# PROBLEM REQUIREMENTS
Of all the lines here, how many include the string "ES应用"? Answer with the number only.
------------------------------------------------------------------------
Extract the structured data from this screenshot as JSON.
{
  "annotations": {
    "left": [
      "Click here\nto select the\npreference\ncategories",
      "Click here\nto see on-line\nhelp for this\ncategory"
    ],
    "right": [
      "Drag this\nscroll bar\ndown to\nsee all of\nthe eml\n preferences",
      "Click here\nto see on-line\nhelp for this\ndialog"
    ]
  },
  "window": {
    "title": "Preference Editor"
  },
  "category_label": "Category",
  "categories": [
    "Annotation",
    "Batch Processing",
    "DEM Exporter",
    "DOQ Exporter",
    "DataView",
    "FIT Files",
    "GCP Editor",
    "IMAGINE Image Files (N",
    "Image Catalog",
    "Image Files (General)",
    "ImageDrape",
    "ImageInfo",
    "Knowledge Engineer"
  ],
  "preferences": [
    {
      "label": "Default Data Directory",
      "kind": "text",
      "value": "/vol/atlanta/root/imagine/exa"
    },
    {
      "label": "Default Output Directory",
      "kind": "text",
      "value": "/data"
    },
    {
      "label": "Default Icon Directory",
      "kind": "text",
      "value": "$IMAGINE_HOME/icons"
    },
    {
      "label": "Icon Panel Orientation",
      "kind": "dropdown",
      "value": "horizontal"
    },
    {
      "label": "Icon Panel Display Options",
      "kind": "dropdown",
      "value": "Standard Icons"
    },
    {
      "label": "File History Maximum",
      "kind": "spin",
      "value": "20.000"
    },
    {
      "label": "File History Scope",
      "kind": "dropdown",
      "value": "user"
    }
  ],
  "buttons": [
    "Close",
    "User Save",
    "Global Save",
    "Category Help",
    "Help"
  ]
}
------------------------------------------------------------------------
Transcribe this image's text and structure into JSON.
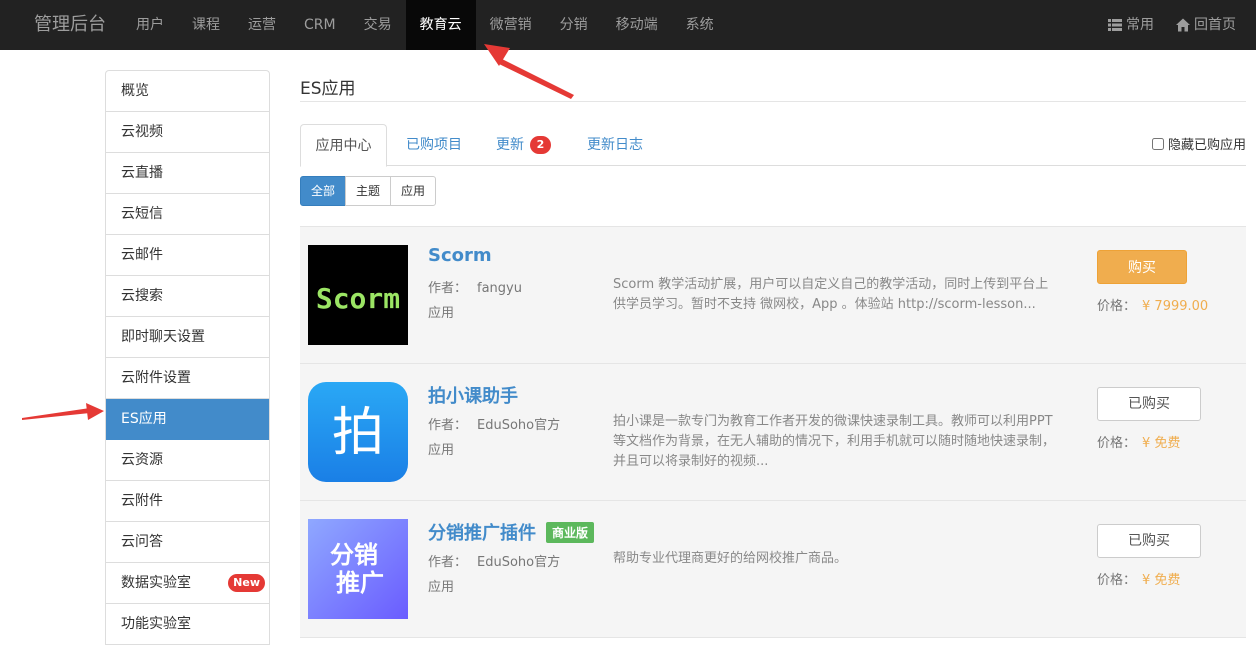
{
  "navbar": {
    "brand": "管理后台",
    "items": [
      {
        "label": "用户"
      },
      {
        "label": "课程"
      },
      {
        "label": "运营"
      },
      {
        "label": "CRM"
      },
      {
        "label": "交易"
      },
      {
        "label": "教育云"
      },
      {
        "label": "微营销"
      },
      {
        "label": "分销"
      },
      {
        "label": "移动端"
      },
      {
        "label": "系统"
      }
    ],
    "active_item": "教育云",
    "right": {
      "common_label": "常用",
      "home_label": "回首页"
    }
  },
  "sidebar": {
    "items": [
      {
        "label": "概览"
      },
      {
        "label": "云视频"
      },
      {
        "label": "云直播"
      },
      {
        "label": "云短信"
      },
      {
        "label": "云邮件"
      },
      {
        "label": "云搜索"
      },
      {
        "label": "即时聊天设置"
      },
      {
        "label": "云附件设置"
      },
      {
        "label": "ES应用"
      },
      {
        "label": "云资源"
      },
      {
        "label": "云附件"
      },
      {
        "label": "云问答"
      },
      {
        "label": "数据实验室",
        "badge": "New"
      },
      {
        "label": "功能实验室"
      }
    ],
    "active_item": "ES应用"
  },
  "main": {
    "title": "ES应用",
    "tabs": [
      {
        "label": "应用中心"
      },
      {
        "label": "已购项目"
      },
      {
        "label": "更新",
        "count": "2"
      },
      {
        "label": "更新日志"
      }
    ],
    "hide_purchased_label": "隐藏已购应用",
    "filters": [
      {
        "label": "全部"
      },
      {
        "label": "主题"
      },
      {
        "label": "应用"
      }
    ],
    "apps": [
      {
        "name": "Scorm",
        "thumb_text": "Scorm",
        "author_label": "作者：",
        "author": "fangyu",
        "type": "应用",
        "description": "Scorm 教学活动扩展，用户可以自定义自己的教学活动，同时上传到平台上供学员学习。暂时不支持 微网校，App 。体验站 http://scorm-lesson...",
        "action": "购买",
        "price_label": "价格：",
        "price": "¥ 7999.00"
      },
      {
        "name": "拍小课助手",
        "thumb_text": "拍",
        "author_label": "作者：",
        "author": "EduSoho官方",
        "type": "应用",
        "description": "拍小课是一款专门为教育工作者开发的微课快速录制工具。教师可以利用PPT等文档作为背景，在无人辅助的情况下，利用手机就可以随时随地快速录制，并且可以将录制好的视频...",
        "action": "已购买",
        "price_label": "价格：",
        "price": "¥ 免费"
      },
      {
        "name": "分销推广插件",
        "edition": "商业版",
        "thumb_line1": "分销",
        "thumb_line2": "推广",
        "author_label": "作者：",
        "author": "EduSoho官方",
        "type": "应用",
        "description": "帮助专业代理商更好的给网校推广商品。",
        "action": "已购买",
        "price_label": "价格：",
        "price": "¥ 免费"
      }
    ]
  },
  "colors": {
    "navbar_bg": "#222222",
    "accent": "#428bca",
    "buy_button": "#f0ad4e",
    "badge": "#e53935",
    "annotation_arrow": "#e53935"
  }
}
------------------------------------------------------------------------
# COMPLETED EXERCISE
3